> [THE PROBLEM]: Without the pictures, output the records below word for word.

> [INFORMATION SHOWN]:

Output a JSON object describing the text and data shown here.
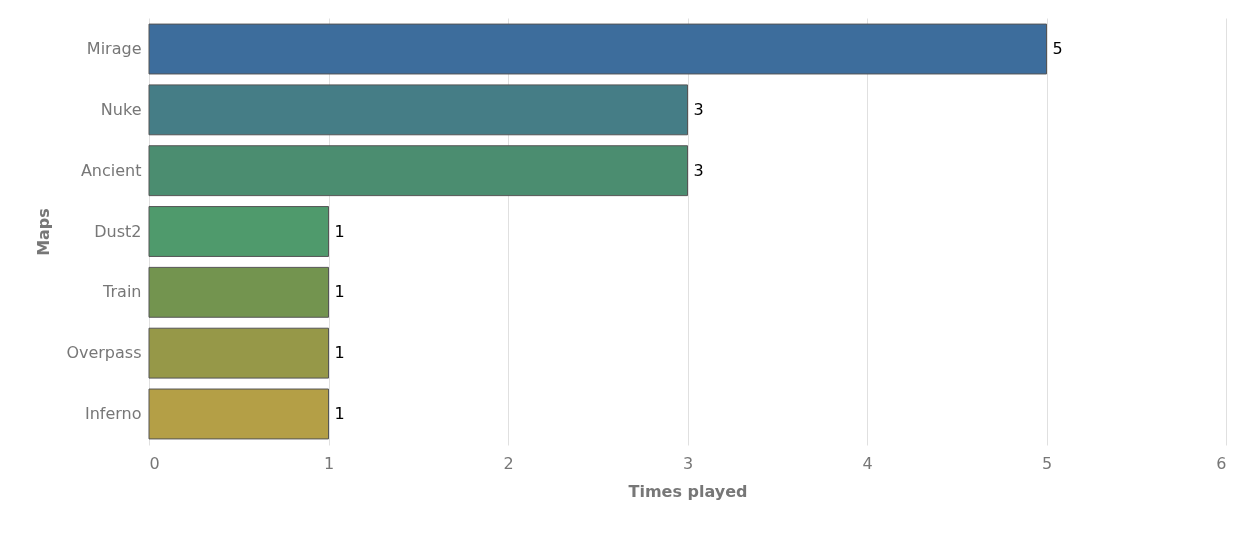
{
  "chart_data": {
    "type": "bar",
    "orientation": "horizontal",
    "xlabel": "Times played",
    "ylabel": "Maps",
    "categories": [
      "Mirage",
      "Nuke",
      "Ancient",
      "Dust2",
      "Train",
      "Overpass",
      "Inferno"
    ],
    "values": [
      5,
      3,
      3,
      1,
      1,
      1,
      1
    ],
    "colors": [
      "#3d6d9c",
      "#457d86",
      "#4b8d70",
      "#4f9a6c",
      "#73944f",
      "#969848",
      "#b49f46"
    ],
    "xlim": [
      0,
      6
    ],
    "xticks": [
      0,
      1,
      2,
      3,
      4,
      5,
      6
    ],
    "grid": "x",
    "data_labels": true
  }
}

> [ANSWER FOR THE TASK]:
Output a JSON object describing the text and data shown here.
{
  "chart_data": {
    "type": "bar",
    "orientation": "horizontal",
    "xlabel": "Times played",
    "ylabel": "Maps",
    "categories": [
      "Mirage",
      "Nuke",
      "Ancient",
      "Dust2",
      "Train",
      "Overpass",
      "Inferno"
    ],
    "values": [
      5,
      3,
      3,
      1,
      1,
      1,
      1
    ],
    "colors": [
      "#3d6d9c",
      "#457d86",
      "#4b8d70",
      "#4f9a6c",
      "#73944f",
      "#969848",
      "#b49f46"
    ],
    "xlim": [
      0,
      6
    ],
    "xticks": [
      0,
      1,
      2,
      3,
      4,
      5,
      6
    ],
    "grid": "x",
    "data_labels": true
  }
}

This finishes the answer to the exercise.